(Записи разметки макета)
• • • • • • •

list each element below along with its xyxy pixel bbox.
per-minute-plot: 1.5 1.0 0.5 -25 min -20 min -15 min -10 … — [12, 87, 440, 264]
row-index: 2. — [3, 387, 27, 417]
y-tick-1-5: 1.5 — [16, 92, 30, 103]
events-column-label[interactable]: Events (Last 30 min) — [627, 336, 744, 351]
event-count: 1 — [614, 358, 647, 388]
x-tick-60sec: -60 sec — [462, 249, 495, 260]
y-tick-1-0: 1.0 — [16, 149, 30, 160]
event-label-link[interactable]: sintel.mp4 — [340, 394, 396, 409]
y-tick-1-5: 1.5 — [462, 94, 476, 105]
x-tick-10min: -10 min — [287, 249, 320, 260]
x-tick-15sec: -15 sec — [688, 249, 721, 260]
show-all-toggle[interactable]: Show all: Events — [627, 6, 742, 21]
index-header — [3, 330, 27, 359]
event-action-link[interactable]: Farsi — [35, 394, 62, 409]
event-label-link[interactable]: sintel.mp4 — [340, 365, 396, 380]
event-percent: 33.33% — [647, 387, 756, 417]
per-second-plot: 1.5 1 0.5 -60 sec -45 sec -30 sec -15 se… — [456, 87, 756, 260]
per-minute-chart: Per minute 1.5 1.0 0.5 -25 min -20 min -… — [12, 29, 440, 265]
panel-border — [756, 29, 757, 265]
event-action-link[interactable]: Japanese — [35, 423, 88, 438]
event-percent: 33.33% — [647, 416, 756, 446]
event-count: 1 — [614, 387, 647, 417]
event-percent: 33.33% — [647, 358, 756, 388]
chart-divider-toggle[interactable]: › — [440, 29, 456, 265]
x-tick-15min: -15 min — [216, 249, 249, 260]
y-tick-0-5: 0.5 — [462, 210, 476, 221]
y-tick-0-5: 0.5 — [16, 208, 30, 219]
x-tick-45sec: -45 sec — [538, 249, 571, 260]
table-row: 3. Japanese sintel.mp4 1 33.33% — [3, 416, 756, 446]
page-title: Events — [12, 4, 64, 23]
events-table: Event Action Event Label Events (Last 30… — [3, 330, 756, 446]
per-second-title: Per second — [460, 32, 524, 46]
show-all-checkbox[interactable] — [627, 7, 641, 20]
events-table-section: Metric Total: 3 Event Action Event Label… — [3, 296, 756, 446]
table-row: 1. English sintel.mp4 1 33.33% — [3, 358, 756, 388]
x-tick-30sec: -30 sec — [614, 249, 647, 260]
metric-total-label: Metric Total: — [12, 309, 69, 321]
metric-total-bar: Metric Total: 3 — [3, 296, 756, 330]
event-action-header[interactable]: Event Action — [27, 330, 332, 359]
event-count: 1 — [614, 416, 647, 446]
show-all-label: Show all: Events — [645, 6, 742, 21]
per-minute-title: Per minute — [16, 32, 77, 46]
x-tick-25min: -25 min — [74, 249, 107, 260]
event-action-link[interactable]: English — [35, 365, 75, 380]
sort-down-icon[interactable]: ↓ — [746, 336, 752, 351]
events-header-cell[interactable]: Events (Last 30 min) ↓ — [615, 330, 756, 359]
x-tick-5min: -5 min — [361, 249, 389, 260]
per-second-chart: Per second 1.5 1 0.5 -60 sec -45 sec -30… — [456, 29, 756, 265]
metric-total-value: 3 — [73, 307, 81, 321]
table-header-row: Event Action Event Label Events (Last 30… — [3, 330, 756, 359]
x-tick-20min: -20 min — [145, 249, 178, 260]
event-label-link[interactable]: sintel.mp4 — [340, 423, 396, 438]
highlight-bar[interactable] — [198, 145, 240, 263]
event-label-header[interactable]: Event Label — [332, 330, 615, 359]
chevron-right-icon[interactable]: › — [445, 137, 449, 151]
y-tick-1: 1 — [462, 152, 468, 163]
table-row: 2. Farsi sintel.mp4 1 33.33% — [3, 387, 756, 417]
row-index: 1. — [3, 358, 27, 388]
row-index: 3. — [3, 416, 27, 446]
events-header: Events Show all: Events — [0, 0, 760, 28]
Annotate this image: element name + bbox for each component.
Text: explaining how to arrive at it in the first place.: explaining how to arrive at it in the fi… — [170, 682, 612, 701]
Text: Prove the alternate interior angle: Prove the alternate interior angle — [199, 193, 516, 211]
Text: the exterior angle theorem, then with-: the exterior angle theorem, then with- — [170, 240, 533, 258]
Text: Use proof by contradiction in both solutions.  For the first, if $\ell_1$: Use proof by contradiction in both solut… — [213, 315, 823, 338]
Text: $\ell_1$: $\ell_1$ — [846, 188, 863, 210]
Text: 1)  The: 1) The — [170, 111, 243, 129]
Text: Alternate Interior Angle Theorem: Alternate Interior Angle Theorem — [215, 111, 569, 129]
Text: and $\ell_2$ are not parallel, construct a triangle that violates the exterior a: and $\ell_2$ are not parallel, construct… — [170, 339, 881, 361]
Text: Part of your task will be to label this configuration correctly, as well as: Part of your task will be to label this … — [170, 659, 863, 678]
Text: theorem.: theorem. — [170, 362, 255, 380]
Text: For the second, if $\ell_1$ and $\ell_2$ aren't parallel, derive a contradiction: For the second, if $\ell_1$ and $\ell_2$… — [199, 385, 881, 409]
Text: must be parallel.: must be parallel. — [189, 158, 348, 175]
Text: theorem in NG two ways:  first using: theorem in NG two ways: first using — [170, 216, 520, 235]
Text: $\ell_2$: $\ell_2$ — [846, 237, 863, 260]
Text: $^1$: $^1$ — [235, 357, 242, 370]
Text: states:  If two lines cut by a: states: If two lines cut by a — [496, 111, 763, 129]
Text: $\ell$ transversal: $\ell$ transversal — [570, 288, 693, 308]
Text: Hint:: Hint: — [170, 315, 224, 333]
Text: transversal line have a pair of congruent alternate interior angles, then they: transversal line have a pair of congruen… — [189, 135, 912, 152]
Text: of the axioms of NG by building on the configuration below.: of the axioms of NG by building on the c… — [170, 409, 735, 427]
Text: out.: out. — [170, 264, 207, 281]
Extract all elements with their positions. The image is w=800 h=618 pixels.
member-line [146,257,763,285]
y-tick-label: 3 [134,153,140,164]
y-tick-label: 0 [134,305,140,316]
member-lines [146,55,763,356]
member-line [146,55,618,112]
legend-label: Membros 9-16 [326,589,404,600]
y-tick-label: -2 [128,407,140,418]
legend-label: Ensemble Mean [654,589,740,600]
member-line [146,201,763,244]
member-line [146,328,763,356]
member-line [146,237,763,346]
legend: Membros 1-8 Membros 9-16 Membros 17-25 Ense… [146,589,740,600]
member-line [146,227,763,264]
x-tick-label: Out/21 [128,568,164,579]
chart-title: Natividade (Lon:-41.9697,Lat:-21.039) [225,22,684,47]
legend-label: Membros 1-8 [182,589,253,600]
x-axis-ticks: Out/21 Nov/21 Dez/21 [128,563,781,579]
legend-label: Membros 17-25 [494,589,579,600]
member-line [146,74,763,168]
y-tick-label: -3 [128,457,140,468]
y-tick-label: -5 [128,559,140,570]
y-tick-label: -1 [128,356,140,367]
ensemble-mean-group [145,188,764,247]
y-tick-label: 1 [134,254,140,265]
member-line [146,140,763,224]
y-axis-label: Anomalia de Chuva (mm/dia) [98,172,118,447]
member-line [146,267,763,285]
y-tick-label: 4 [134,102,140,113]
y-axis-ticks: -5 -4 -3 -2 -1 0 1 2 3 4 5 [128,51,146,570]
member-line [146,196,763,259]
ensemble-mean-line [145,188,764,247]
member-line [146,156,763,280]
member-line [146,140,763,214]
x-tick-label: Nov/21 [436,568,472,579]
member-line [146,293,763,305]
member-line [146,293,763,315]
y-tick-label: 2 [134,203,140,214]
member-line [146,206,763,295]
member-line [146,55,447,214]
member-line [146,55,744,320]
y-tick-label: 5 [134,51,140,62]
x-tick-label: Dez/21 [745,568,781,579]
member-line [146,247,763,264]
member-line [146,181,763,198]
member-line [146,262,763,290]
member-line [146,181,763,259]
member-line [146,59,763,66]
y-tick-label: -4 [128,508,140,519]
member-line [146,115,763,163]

• • • • • • •

**Письменное задание**
Выведи без изменений строки материала с самого начала и до строки с «metric-total-bar: Metric Total: 3» включительно.

**Ответ на задание**
list each element below along with its xyxy pixel bbox.
per-minute-plot: 1.5 1.0 0.5 -25 min -20 min -15 min -10 … — [12, 87, 440, 264]
row-index: 2. — [3, 387, 27, 417]
y-tick-1-5: 1.5 — [16, 92, 30, 103]
events-column-label[interactable]: Events (Last 30 min) — [627, 336, 744, 351]
event-count: 1 — [614, 358, 647, 388]
x-tick-60sec: -60 sec — [462, 249, 495, 260]
y-tick-1-0: 1.0 — [16, 149, 30, 160]
event-label-link[interactable]: sintel.mp4 — [340, 394, 396, 409]
y-tick-1-5: 1.5 — [462, 94, 476, 105]
x-tick-10min: -10 min — [287, 249, 320, 260]
x-tick-15sec: -15 sec — [688, 249, 721, 260]
show-all-toggle[interactable]: Show all: Events — [627, 6, 742, 21]
index-header — [3, 330, 27, 359]
event-action-link[interactable]: Farsi — [35, 394, 62, 409]
event-label-link[interactable]: sintel.mp4 — [340, 365, 396, 380]
event-percent: 33.33% — [647, 387, 756, 417]
per-second-plot: 1.5 1 0.5 -60 sec -45 sec -30 sec -15 se… — [456, 87, 756, 260]
per-minute-chart: Per minute 1.5 1.0 0.5 -25 min -20 min -… — [12, 29, 440, 265]
panel-border — [756, 29, 757, 265]
event-action-link[interactable]: Japanese — [35, 423, 88, 438]
event-percent: 33.33% — [647, 416, 756, 446]
event-count: 1 — [614, 387, 647, 417]
event-percent: 33.33% — [647, 358, 756, 388]
chart-divider-toggle[interactable]: › — [440, 29, 456, 265]
x-tick-15min: -15 min — [216, 249, 249, 260]
y-tick-0-5: 0.5 — [462, 210, 476, 221]
y-tick-0-5: 0.5 — [16, 208, 30, 219]
x-tick-45sec: -45 sec — [538, 249, 571, 260]
table-row: 3. Japanese sintel.mp4 1 33.33% — [3, 416, 756, 446]
page-title: Events — [12, 4, 64, 23]
events-table: Event Action Event Label Events (Last 30… — [3, 330, 756, 446]
per-second-title: Per second — [460, 32, 524, 46]
show-all-checkbox[interactable] — [627, 7, 641, 20]
events-table-section: Metric Total: 3 Event Action Event Label… — [3, 296, 756, 446]
table-row: 1. English sintel.mp4 1 33.33% — [3, 358, 756, 388]
x-tick-30sec: -30 sec — [614, 249, 647, 260]
metric-total-label: Metric Total: — [12, 309, 69, 321]
metric-total-bar: Metric Total: 3 — [3, 296, 756, 330]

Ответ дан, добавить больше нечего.